* **Aim of the exercise**: Report every line from the material that contains the word "Respecto".

* **Extracted data**:
⟨
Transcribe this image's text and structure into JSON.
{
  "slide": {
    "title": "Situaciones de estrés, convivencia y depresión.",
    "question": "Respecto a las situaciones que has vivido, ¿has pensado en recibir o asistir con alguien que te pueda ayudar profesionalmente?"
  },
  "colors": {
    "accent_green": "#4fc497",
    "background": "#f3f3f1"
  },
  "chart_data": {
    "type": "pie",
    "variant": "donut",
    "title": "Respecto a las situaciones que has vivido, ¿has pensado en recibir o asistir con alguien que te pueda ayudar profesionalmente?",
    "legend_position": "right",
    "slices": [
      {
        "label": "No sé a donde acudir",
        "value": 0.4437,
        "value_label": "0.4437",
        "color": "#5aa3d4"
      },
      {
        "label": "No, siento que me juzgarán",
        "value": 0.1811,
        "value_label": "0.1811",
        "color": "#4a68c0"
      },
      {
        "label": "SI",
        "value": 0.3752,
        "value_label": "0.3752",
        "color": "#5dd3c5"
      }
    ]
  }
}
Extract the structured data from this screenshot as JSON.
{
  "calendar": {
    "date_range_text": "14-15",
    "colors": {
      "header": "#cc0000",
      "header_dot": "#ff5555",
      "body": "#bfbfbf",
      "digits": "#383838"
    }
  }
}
⟩
* **Exercise answer**:
    "question": "Respecto a las situaciones que has vivido, ¿has pensado en recibir o asistir con alguien que te pueda ayudar profesionalmente?"
    "title": "Respecto a las situaciones que has vivido, ¿has pensado en recibir o asistir con alguien que te pueda ayudar profesionalmente?",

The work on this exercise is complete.